## Short problem
Print all the records exactly, please.

## Material for the task
*-*-*
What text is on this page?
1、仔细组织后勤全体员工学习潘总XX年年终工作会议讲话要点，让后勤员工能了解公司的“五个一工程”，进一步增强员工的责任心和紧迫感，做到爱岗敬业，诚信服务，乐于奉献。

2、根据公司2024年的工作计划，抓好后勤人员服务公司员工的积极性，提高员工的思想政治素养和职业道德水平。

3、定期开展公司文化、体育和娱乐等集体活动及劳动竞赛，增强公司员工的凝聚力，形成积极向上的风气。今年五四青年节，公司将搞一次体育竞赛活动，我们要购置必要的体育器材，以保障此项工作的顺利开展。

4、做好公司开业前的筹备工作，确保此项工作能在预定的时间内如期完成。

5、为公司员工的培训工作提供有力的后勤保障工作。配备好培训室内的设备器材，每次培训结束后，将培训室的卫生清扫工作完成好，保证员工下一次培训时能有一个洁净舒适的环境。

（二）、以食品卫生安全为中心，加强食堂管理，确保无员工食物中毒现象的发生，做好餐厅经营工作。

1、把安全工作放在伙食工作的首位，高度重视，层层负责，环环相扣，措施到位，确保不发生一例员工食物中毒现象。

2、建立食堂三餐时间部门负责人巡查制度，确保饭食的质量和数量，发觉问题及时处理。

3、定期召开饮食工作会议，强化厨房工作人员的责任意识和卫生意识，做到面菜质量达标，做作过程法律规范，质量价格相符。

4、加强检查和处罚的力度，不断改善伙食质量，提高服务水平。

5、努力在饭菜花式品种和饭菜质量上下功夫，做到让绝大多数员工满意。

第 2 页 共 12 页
*-*-*
## Reply
What text is on this page?
1、仔细组织后勤全体员工学习潘总XX年年终工作会议讲话要点，让后勤员工能了解公司的“五个一工程”，进一步增强员工的责任心和紧迫感，做到爱岗敬业，诚信服务，乐于奉献。

2、根据公司2024年的工作计划，抓好后勤人员服务公司员工的积极性，提高员工的思想政治素养和职业道德水平。

3、定期开展公司文化、体育和娱乐等集体活动及劳动竞赛，增强公司员工的凝聚力，形成积极向上的风气。今年五四青年节，公司将搞一次体育竞赛活动，我们要购置必要的体育器材，以保障此项工作的顺利开展。

4、做好公司开业前的筹备工作，确保此项工作能在预定的时间内如期完成。

5、为公司员工的培训工作提供有力的后勤保障工作。配备好培训室内的设备器材，每次培训结束后，将培训室的卫生清扫工作完成好，保证员工下一次培训时能有一个洁净舒适的环境。

（二）、以食品卫生安全为中心，加强食堂管理，确保无员工食物中毒现象的发生，做好餐厅经营工作。

1、把安全工作放在伙食工作的首位，高度重视，层层负责，环环相扣，措施到位，确保不发生一例员工食物中毒现象。

2、建立食堂三餐时间部门负责人巡查制度，确保饭食的质量和数量，发觉问题及时处理。

3、定期召开饮食工作会议，强化厨房工作人员的责任意识和卫生意识，做到面菜质量达标，做作过程法律规范，质量价格相符。

4、加强检查和处罚的力度，不断改善伙食质量，提高服务水平。

5、努力在饭菜花式品种和饭菜质量上下功夫，做到让绝大多数员工满意。

第 2 页 共 12 页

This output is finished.